Directive – Transcribe every line, keeping it exact.

Record extracts –
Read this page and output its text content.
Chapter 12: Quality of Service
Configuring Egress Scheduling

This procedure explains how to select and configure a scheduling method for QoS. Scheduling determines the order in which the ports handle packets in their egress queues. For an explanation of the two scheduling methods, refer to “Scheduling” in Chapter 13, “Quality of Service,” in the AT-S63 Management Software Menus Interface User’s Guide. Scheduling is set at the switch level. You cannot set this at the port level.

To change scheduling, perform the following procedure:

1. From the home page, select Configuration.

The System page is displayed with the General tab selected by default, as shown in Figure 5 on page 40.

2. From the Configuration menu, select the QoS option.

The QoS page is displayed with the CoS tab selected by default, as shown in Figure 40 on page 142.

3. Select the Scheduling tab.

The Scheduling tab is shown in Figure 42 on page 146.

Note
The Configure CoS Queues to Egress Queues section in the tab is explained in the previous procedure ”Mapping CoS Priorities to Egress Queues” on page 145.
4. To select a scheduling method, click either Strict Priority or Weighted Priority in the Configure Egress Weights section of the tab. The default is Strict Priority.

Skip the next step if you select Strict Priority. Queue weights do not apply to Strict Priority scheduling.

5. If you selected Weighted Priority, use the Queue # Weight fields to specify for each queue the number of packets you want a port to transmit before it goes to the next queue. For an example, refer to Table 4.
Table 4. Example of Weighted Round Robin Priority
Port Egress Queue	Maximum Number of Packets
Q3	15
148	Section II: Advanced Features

Result –
Read this page and output its text content.
Chapter 12: Quality of Service
Configuring Egress Scheduling

This procedure explains how to select and configure a scheduling method for QoS. Scheduling determines the order in which the ports handle packets in their egress queues. For an explanation of the two scheduling methods, refer to “Scheduling” in Chapter 13, “Quality of Service,” in the AT-S63 Management Software Menus Interface User’s Guide. Scheduling is set at the switch level. You cannot set this at the port level.

To change scheduling, perform the following procedure:

1. From the home page, select Configuration.

The System page is displayed with the General tab selected by default, as shown in Figure 5 on page 40.

2. From the Configuration menu, select the QoS option.

The QoS page is displayed with the CoS tab selected by default, as shown in Figure 40 on page 142.

3. Select the Scheduling tab.

The Scheduling tab is shown in Figure 42 on page 146.

Note
The Configure CoS Queues to Egress Queues section in the tab is explained in the previous procedure ”Mapping CoS Priorities to Egress Queues” on page 145.
4. To select a scheduling method, click either Strict Priority or Weighted Priority in the Configure Egress Weights section of the tab. The default is Strict Priority.

Skip the next step if you select Strict Priority. Queue weights do not apply to Strict Priority scheduling.

5. If you selected Weighted Priority, use the Queue # Weight fields to specify for each queue the number of packets you want a port to transmit before it goes to the next queue. For an example, refer to Table 4.
Table 4. Example of Weighted Round Robin Priority
Port Egress Queue	Maximum Number of Packets
Q3	15
148	Section II: Advanced Features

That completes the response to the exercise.